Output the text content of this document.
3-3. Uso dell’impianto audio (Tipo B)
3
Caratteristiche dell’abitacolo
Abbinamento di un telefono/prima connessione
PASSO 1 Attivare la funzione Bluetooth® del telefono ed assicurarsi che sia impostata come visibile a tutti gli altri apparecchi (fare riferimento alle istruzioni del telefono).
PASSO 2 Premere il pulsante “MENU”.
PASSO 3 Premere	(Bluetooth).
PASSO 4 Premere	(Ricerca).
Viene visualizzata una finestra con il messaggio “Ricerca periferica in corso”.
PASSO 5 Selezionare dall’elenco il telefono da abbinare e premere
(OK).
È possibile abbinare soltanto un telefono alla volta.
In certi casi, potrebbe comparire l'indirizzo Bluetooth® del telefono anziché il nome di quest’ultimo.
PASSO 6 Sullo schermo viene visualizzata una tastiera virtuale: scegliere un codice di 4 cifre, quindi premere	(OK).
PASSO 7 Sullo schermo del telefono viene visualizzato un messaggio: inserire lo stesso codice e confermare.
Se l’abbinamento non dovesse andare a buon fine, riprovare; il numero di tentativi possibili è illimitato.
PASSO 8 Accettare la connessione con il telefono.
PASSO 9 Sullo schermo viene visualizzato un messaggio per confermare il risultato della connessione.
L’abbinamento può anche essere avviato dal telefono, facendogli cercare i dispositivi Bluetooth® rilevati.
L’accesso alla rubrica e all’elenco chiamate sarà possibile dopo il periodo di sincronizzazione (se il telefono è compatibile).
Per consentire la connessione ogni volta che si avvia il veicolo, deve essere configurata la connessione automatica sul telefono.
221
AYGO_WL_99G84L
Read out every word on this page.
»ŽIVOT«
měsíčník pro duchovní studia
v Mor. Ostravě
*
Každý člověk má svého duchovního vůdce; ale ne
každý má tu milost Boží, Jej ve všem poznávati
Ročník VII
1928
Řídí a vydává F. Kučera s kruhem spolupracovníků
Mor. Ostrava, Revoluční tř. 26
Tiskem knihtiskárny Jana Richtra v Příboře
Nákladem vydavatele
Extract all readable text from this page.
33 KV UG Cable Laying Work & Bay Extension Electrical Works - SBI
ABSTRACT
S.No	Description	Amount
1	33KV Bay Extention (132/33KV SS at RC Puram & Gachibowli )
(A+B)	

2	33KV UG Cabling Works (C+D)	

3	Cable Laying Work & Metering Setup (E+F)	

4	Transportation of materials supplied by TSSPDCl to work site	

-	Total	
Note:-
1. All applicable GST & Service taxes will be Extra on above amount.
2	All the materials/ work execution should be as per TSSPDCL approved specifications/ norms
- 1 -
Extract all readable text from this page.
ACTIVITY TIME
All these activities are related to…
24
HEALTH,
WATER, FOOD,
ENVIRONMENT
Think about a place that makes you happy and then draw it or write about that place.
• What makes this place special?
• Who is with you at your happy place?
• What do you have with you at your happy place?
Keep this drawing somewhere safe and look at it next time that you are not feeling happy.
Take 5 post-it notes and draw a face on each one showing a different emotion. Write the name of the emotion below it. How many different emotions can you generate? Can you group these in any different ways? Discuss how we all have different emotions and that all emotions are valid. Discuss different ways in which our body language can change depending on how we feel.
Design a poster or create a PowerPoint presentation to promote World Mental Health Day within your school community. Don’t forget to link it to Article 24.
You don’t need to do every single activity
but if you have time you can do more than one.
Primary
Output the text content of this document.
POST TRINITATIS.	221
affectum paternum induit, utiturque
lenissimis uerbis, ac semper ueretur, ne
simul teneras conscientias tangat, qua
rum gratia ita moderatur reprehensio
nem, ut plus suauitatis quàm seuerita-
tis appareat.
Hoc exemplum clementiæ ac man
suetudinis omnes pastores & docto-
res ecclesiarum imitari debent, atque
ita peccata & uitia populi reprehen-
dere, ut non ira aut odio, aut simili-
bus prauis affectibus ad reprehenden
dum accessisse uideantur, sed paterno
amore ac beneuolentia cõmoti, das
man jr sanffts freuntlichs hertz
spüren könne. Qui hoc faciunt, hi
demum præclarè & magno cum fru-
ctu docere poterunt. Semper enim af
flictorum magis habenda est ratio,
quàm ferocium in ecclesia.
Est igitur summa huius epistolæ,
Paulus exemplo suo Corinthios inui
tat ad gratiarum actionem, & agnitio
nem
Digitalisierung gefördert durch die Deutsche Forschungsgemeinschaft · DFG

|---|

# Stated goal
Please quote the records above exactly, without skipping a line.

# Reply to the exercise
Output the text content of this document.
3-3. Uso dell’impianto audio (Tipo B)
3
Caratteristiche dell’abitacolo
Abbinamento di un telefono/prima connessione
PASSO 1 Attivare la funzione Bluetooth® del telefono ed assicurarsi che sia impostata come visibile a tutti gli altri apparecchi (fare riferimento alle istruzioni del telefono).
PASSO 2 Premere il pulsante “MENU”.
PASSO 3 Premere	(Bluetooth).
PASSO 4 Premere	(Ricerca).
Viene visualizzata una finestra con il messaggio “Ricerca periferica in corso”.
PASSO 5 Selezionare dall’elenco il telefono da abbinare e premere
(OK).
È possibile abbinare soltanto un telefono alla volta.
In certi casi, potrebbe comparire l'indirizzo Bluetooth® del telefono anziché il nome di quest’ultimo.
PASSO 6 Sullo schermo viene visualizzata una tastiera virtuale: scegliere un codice di 4 cifre, quindi premere	(OK).
PASSO 7 Sullo schermo del telefono viene visualizzato un messaggio: inserire lo stesso codice e confermare.
Se l’abbinamento non dovesse andare a buon fine, riprovare; il numero di tentativi possibili è illimitato.
PASSO 8 Accettare la connessione con il telefono.
PASSO 9 Sullo schermo viene visualizzato un messaggio per confermare il risultato della connessione.
L’abbinamento può anche essere avviato dal telefono, facendogli cercare i dispositivi Bluetooth® rilevati.
L’accesso alla rubrica e all’elenco chiamate sarà possibile dopo il periodo di sincronizzazione (se il telefono è compatibile).
Per consentire la connessione ogni volta che si avvia il veicolo, deve essere configurata la connessione automatica sul telefono.
221
AYGO_WL_99G84L
Read out every word on this page.
»ŽIVOT«
měsíčník pro duchovní studia
v Mor. Ostravě
*
Každý člověk má svého duchovního vůdce; ale ne
každý má tu milost Boží, Jej ve všem poznávati
Ročník VII
1928
Řídí a vydává F. Kučera s kruhem spolupracovníků
Mor. Ostrava, Revoluční tř. 26
Tiskem knihtiskárny Jana Richtra v Příboře
Nákladem vydavatele
Extract all readable text from this page.
33 KV UG Cable Laying Work & Bay Extension Electrical Works - SBI
ABSTRACT
S.No	Description	Amount
1	33KV Bay Extention (132/33KV SS at RC Puram & Gachibowli )
(A+B)	

2	33KV UG Cabling Works (C+D)	

3	Cable Laying Work & Metering Setup (E+F)	

4	Transportation of materials supplied by TSSPDCl to work site	

-	Total	
Note:-
1. All applicable GST & Service taxes will be Extra on above amount.
2	All the materials/ work execution should be as per TSSPDCL approved specifications/ norms
- 1 -
Extract all readable text from this page.
ACTIVITY TIME
All these activities are related to…
24
HEALTH,
WATER, FOOD,
ENVIRONMENT
Think about a place that makes you happy and then draw it or write about that place.
• What makes this place special?
• Who is with you at your happy place?
• What do you have with you at your happy place?
Keep this drawing somewhere safe and look at it next time that you are not feeling happy.
Take 5 post-it notes and draw a face on each one showing a different emotion. Write the name of the emotion below it. How many different emotions can you generate? Can you group these in any different ways? Discuss how we all have different emotions and that all emotions are valid. Discuss different ways in which our body language can change depending on how we feel.
Design a poster or create a PowerPoint presentation to promote World Mental Health Day within your school community. Don’t forget to link it to Article 24.
You don’t need to do every single activity
but if you have time you can do more than one.
Primary
Output the text content of this document.
POST TRINITATIS.	221
affectum paternum induit, utiturque
lenissimis uerbis, ac semper ueretur, ne
simul teneras conscientias tangat, qua
rum gratia ita moderatur reprehensio
nem, ut plus suauitatis quàm seuerita-
tis appareat.
Hoc exemplum clementiæ ac man
suetudinis omnes pastores & docto-
res ecclesiarum imitari debent, atque
ita peccata & uitia populi reprehen-
dere, ut non ira aut odio, aut simili-
bus prauis affectibus ad reprehenden
dum accessisse uideantur, sed paterno
amore ac beneuolentia cõmoti, das
man jr sanffts freuntlichs hertz
spüren könne. Qui hoc faciunt, hi
demum præclarè & magno cum fru-
ctu docere poterunt. Semper enim af
flictorum magis habenda est ratio,
quàm ferocium in ecclesia.
Est igitur summa huius epistolæ,
Paulus exemplo suo Corinthios inui
tat ad gratiarum actionem, & agnitio
nem
Digitalisierung gefördert durch die Deutsche Forschungsgemeinschaft · DFG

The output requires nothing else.